RECORDS FOR THIS TASK:
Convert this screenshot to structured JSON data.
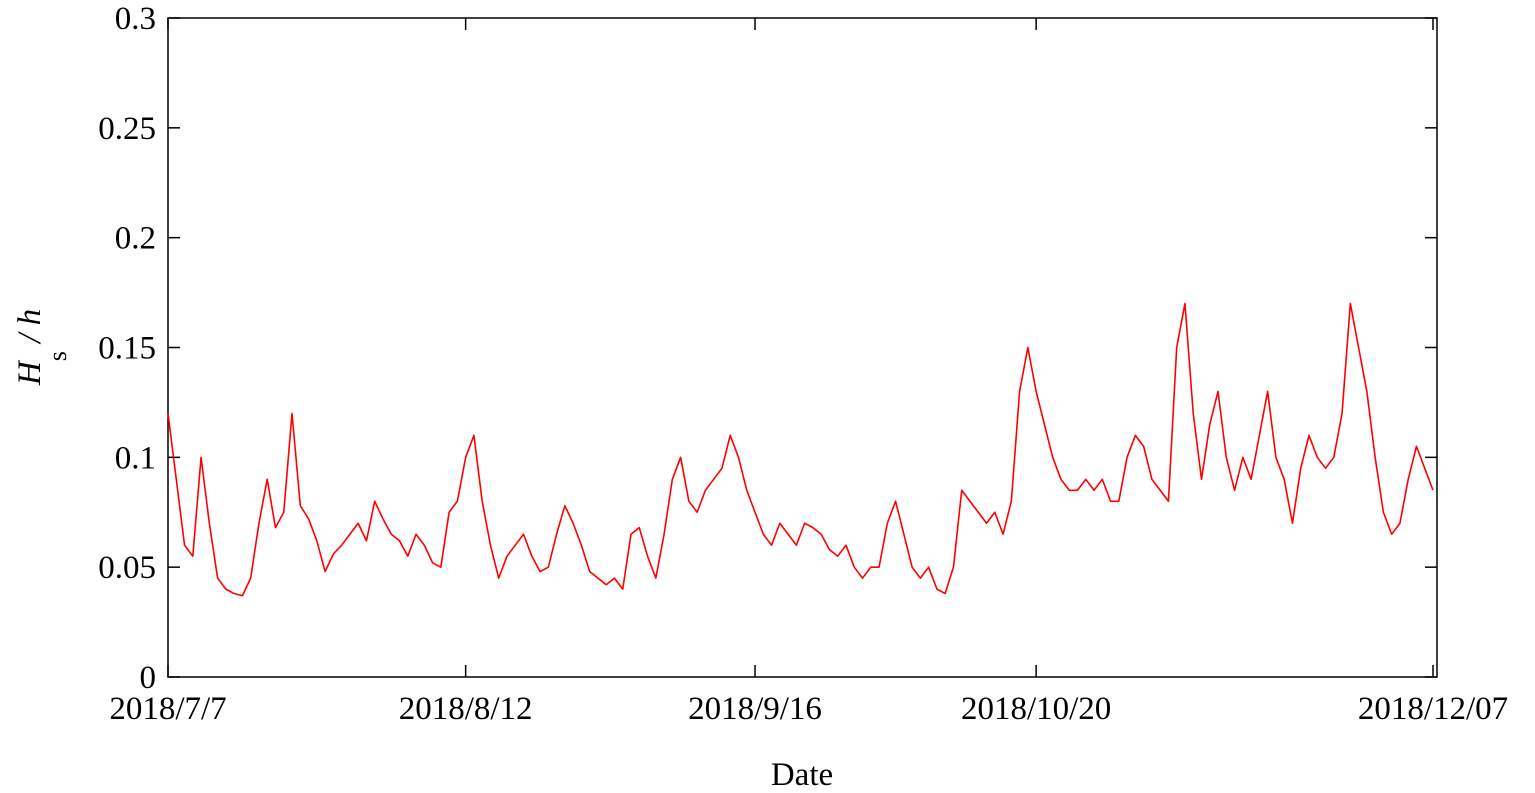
{
  "chart_data": {
    "type": "line",
    "xlabel": "Date",
    "ylabel": [
      "H",
      "s",
      " / h"
    ],
    "x": [
      "2018-07-07",
      "2018-07-08",
      "2018-07-09",
      "2018-07-10",
      "2018-07-11",
      "2018-07-12",
      "2018-07-13",
      "2018-07-14",
      "2018-07-15",
      "2018-07-16",
      "2018-07-17",
      "2018-07-18",
      "2018-07-19",
      "2018-07-20",
      "2018-07-21",
      "2018-07-22",
      "2018-07-23",
      "2018-07-24",
      "2018-07-25",
      "2018-07-26",
      "2018-07-27",
      "2018-07-28",
      "2018-07-29",
      "2018-07-30",
      "2018-07-31",
      "2018-08-01",
      "2018-08-02",
      "2018-08-03",
      "2018-08-04",
      "2018-08-05",
      "2018-08-06",
      "2018-08-07",
      "2018-08-08",
      "2018-08-09",
      "2018-08-10",
      "2018-08-11",
      "2018-08-12",
      "2018-08-13",
      "2018-08-14",
      "2018-08-15",
      "2018-08-16",
      "2018-08-17",
      "2018-08-18",
      "2018-08-19",
      "2018-08-20",
      "2018-08-21",
      "2018-08-22",
      "2018-08-23",
      "2018-08-24",
      "2018-08-25",
      "2018-08-26",
      "2018-08-27",
      "2018-08-28",
      "2018-08-29",
      "2018-08-30",
      "2018-08-31",
      "2018-09-01",
      "2018-09-02",
      "2018-09-03",
      "2018-09-04",
      "2018-09-05",
      "2018-09-06",
      "2018-09-07",
      "2018-09-08",
      "2018-09-09",
      "2018-09-10",
      "2018-09-11",
      "2018-09-12",
      "2018-09-13",
      "2018-09-14",
      "2018-09-15",
      "2018-09-16",
      "2018-09-17",
      "2018-09-18",
      "2018-09-19",
      "2018-09-20",
      "2018-09-21",
      "2018-09-22",
      "2018-09-23",
      "2018-09-24",
      "2018-09-25",
      "2018-09-26",
      "2018-09-27",
      "2018-09-28",
      "2018-09-29",
      "2018-09-30",
      "2018-10-01",
      "2018-10-02",
      "2018-10-03",
      "2018-10-04",
      "2018-10-05",
      "2018-10-06",
      "2018-10-07",
      "2018-10-08",
      "2018-10-09",
      "2018-10-10",
      "2018-10-11",
      "2018-10-12",
      "2018-10-13",
      "2018-10-14",
      "2018-10-15",
      "2018-10-16",
      "2018-10-17",
      "2018-10-18",
      "2018-10-19",
      "2018-10-20",
      "2018-10-21",
      "2018-10-22",
      "2018-10-23",
      "2018-10-24",
      "2018-10-25",
      "2018-10-26",
      "2018-10-27",
      "2018-10-28",
      "2018-10-29",
      "2018-10-30",
      "2018-10-31",
      "2018-11-01",
      "2018-11-02",
      "2018-11-03",
      "2018-11-04",
      "2018-11-05",
      "2018-11-06",
      "2018-11-07",
      "2018-11-08",
      "2018-11-09",
      "2018-11-10",
      "2018-11-11",
      "2018-11-12",
      "2018-11-13",
      "2018-11-14",
      "2018-11-15",
      "2018-11-16",
      "2018-11-17",
      "2018-11-18",
      "2018-11-19",
      "2018-11-20",
      "2018-11-21",
      "2018-11-22",
      "2018-11-23",
      "2018-11-24",
      "2018-11-25",
      "2018-11-26",
      "2018-11-27",
      "2018-11-28",
      "2018-11-29",
      "2018-11-30",
      "2018-12-01",
      "2018-12-02",
      "2018-12-03",
      "2018-12-04",
      "2018-12-05",
      "2018-12-06",
      "2018-12-07"
    ],
    "series": [
      {
        "color": "#ff0000",
        "values": [
          0.12,
          0.09,
          0.06,
          0.055,
          0.1,
          0.07,
          0.045,
          0.04,
          0.038,
          0.037,
          0.045,
          0.07,
          0.09,
          0.068,
          0.075,
          0.12,
          0.078,
          0.072,
          0.062,
          0.048,
          0.056,
          0.06,
          0.065,
          0.07,
          0.062,
          0.08,
          0.072,
          0.065,
          0.062,
          0.055,
          0.065,
          0.06,
          0.052,
          0.05,
          0.075,
          0.08,
          0.1,
          0.11,
          0.08,
          0.06,
          0.045,
          0.055,
          0.06,
          0.065,
          0.055,
          0.048,
          0.05,
          0.065,
          0.078,
          0.07,
          0.06,
          0.048,
          0.045,
          0.042,
          0.045,
          0.04,
          0.065,
          0.068,
          0.055,
          0.045,
          0.065,
          0.09,
          0.1,
          0.08,
          0.075,
          0.085,
          0.09,
          0.095,
          0.11,
          0.1,
          0.085,
          0.075,
          0.065,
          0.06,
          0.07,
          0.065,
          0.06,
          0.07,
          0.068,
          0.065,
          0.058,
          0.055,
          0.06,
          0.05,
          0.045,
          0.05,
          0.05,
          0.07,
          0.08,
          0.065,
          0.05,
          0.045,
          0.05,
          0.04,
          0.038,
          0.05,
          0.085,
          0.08,
          0.075,
          0.07,
          0.075,
          0.065,
          0.08,
          0.13,
          0.15,
          0.13,
          0.115,
          0.1,
          0.09,
          0.085,
          0.085,
          0.09,
          0.085,
          0.09,
          0.08,
          0.08,
          0.1,
          0.11,
          0.105,
          0.09,
          0.085,
          0.08,
          0.15,
          0.17,
          0.12,
          0.09,
          0.115,
          0.13,
          0.1,
          0.085,
          0.1,
          0.09,
          0.11,
          0.13,
          0.1,
          0.09,
          0.07,
          0.095,
          0.11,
          0.1,
          0.095,
          0.1,
          0.12,
          0.17,
          0.15,
          0.13,
          0.1,
          0.075,
          0.065,
          0.07,
          0.09,
          0.105,
          0.095,
          0.085
        ]
      }
    ],
    "xlim": [
      "2018-07-07",
      "2018-12-07"
    ],
    "xticks": [
      {
        "value": "2018-07-07",
        "label": "2018/7/7"
      },
      {
        "value": "2018-08-12",
        "label": "2018/8/12"
      },
      {
        "value": "2018-09-16",
        "label": "2018/9/16"
      },
      {
        "value": "2018-10-20",
        "label": "2018/10/20"
      },
      {
        "value": "2018-12-07",
        "label": "2018/12/07"
      }
    ],
    "ylim": [
      0,
      0.3
    ],
    "yticks": [
      0,
      0.05,
      0.1,
      0.15,
      0.2,
      0.25,
      0.3
    ],
    "grid": false
  }
}
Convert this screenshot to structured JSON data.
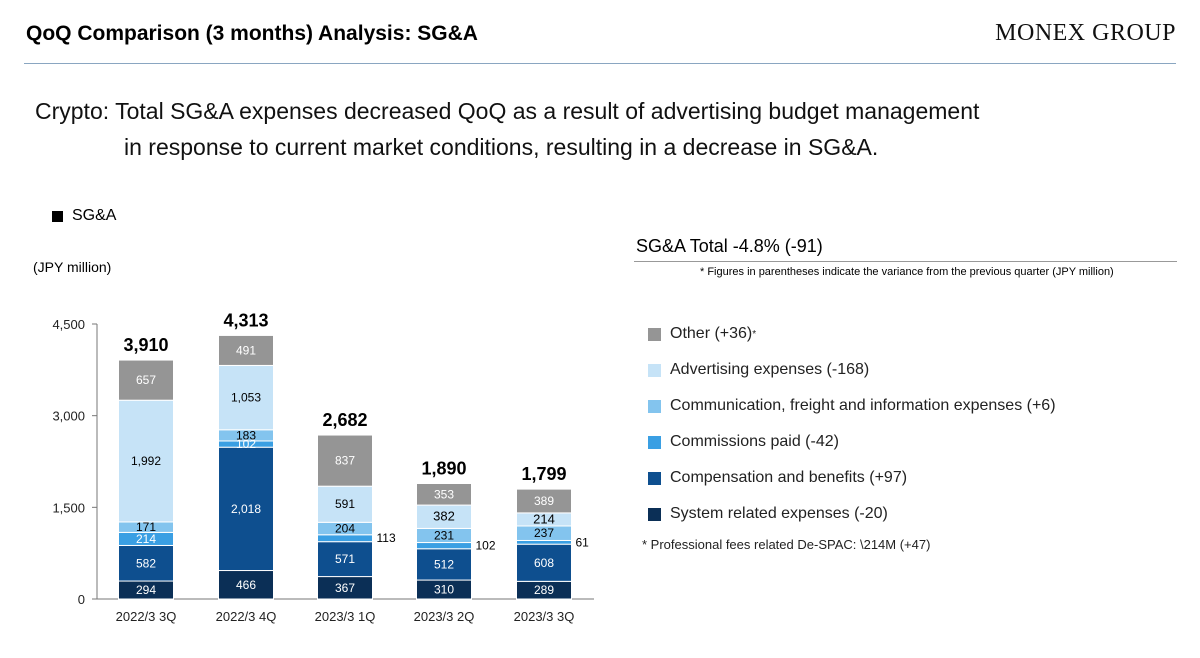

SET TASK:
Reproduce the material in full, word for word, and omit the pictures.

SOLUTION TO THE EXERCISE:
Convert this screenshot to structured JSON data.
{
  "chart_data": {
    "type": "line",
    "xlabel": "Date",
    "ylabel": [
      "H",
      "s",
      " / h"
    ],
    "x": [
      "2018-07-07",
      "2018-07-08",
      "2018-07-09",
      "2018-07-10",
      "2018-07-11",
      "2018-07-12",
      "2018-07-13",
      "2018-07-14",
      "2018-07-15",
      "2018-07-16",
      "2018-07-17",
      "2018-07-18",
      "2018-07-19",
      "2018-07-20",
      "2018-07-21",
      "2018-07-22",
      "2018-07-23",
      "2018-07-24",
      "2018-07-25",
      "2018-07-26",
      "2018-07-27",
      "2018-07-28",
      "2018-07-29",
      "2018-07-30",
      "2018-07-31",
      "2018-08-01",
      "2018-08-02",
      "2018-08-03",
      "2018-08-04",
      "2018-08-05",
      "2018-08-06",
      "2018-08-07",
      "2018-08-08",
      "2018-08-09",
      "2018-08-10",
      "2018-08-11",
      "2018-08-12",
      "2018-08-13",
      "2018-08-14",
      "2018-08-15",
      "2018-08-16",
      "2018-08-17",
      "2018-08-18",
      "2018-08-19",
      "2018-08-20",
      "2018-08-21",
      "2018-08-22",
      "2018-08-23",
      "2018-08-24",
      "2018-08-25",
      "2018-08-26",
      "2018-08-27",
      "2018-08-28",
      "2018-08-29",
      "2018-08-30",
      "2018-08-31",
      "2018-09-01",
      "2018-09-02",
      "2018-09-03",
      "2018-09-04",
      "2018-09-05",
      "2018-09-06",
      "2018-09-07",
      "2018-09-08",
      "2018-09-09",
      "2018-09-10",
      "2018-09-11",
      "2018-09-12",
      "2018-09-13",
      "2018-09-14",
      "2018-09-15",
      "2018-09-16",
      "2018-09-17",
      "2018-09-18",
      "2018-09-19",
      "2018-09-20",
      "2018-09-21",
      "2018-09-22",
      "2018-09-23",
      "2018-09-24",
      "2018-09-25",
      "2018-09-26",
      "2018-09-27",
      "2018-09-28",
      "2018-09-29",
      "2018-09-30",
      "2018-10-01",
      "2018-10-02",
      "2018-10-03",
      "2018-10-04",
      "2018-10-05",
      "2018-10-06",
      "2018-10-07",
      "2018-10-08",
      "2018-10-09",
      "2018-10-10",
      "2018-10-11",
      "2018-10-12",
      "2018-10-13",
      "2018-10-14",
      "2018-10-15",
      "2018-10-16",
      "2018-10-17",
      "2018-10-18",
      "2018-10-19",
      "2018-10-20",
      "2018-10-21",
      "2018-10-22",
      "2018-10-23",
      "2018-10-24",
      "2018-10-25",
      "2018-10-26",
      "2018-10-27",
      "2018-10-28",
      "2018-10-29",
      "2018-10-30",
      "2018-10-31",
      "2018-11-01",
      "2018-11-02",
      "2018-11-03",
      "2018-11-04",
      "2018-11-05",
      "2018-11-06",
      "2018-11-07",
      "2018-11-08",
      "2018-11-09",
      "2018-11-10",
      "2018-11-11",
      "2018-11-12",
      "2018-11-13",
      "2018-11-14",
      "2018-11-15",
      "2018-11-16",
      "2018-11-17",
      "2018-11-18",
      "2018-11-19",
      "2018-11-20",
      "2018-11-21",
      "2018-11-22",
      "2018-11-23",
      "2018-11-24",
      "2018-11-25",
      "2018-11-26",
      "2018-11-27",
      "2018-11-28",
      "2018-11-29",
      "2018-11-30",
      "2018-12-01",
      "2018-12-02",
      "2018-12-03",
      "2018-12-04",
      "2018-12-05",
      "2018-12-06",
      "2018-12-07"
    ],
    "series": [
      {
        "color": "#ff0000",
        "values": [
          0.12,
          0.09,
          0.06,
          0.055,
          0.1,
          0.07,
          0.045,
          0.04,
          0.038,
          0.037,
          0.045,
          0.07,
          0.09,
          0.068,
          0.075,
          0.12,
          0.078,
          0.072,
          0.062,
          0.048,
          0.056,
          0.06,
          0.065,
          0.07,
          0.062,
          0.08,
          0.072,
          0.065,
          0.062,
          0.055,
          0.065,
          0.06,
          0.052,
          0.05,
          0.075,
          0.08,
          0.1,
          0.11,
          0.08,
          0.06,
          0.045,
          0.055,
          0.06,
          0.065,
          0.055,
          0.048,
          0.05,
          0.065,
          0.078,
          0.07,
          0.06,
          0.048,
          0.045,
          0.042,
          0.045,
          0.04,
          0.065,
          0.068,
          0.055,
          0.045,
          0.065,
          0.09,
          0.1,
          0.08,
          0.075,
          0.085,
          0.09,
          0.095,
          0.11,
          0.1,
          0.085,
          0.075,
          0.065,
          0.06,
          0.07,
          0.065,
          0.06,
          0.07,
          0.068,
          0.065,
          0.058,
          0.055,
          0.06,
          0.05,
          0.045,
          0.05,
          0.05,
          0.07,
          0.08,
          0.065,
          0.05,
          0.045,
          0.05,
          0.04,
          0.038,
          0.05,
          0.085,
          0.08,
          0.075,
          0.07,
          0.075,
          0.065,
          0.08,
          0.13,
          0.15,
          0.13,
          0.115,
          0.1,
          0.09,
          0.085,
          0.085,
          0.09,
          0.085,
          0.09,
          0.08,
          0.08,
          0.1,
          0.11,
          0.105,
          0.09,
          0.085,
          0.08,
          0.15,
          0.17,
          0.12,
          0.09,
          0.115,
          0.13,
          0.1,
          0.085,
          0.1,
          0.09,
          0.11,
          0.13,
          0.1,
          0.09,
          0.07,
          0.095,
          0.11,
          0.1,
          0.095,
          0.1,
          0.12,
          0.17,
          0.15,
          0.13,
          0.1,
          0.075,
          0.065,
          0.07,
          0.09,
          0.105,
          0.095,
          0.085
        ]
      }
    ],
    "xlim": [
      "2018-07-07",
      "2018-12-07"
    ],
    "xticks": [
      {
        "value": "2018-07-07",
        "label": "2018/7/7"
      },
      {
        "value": "2018-08-12",
        "label": "2018/8/12"
      },
      {
        "value": "2018-09-16",
        "label": "2018/9/16"
      },
      {
        "value": "2018-10-20",
        "label": "2018/10/20"
      },
      {
        "value": "2018-12-07",
        "label": "2018/12/07"
      }
    ],
    "ylim": [
      0,
      0.3
    ],
    "yticks": [
      0,
      0.05,
      0.1,
      0.15,
      0.2,
      0.25,
      0.3
    ],
    "grid": false
  }
}
Convert this screenshot to structured JSON data.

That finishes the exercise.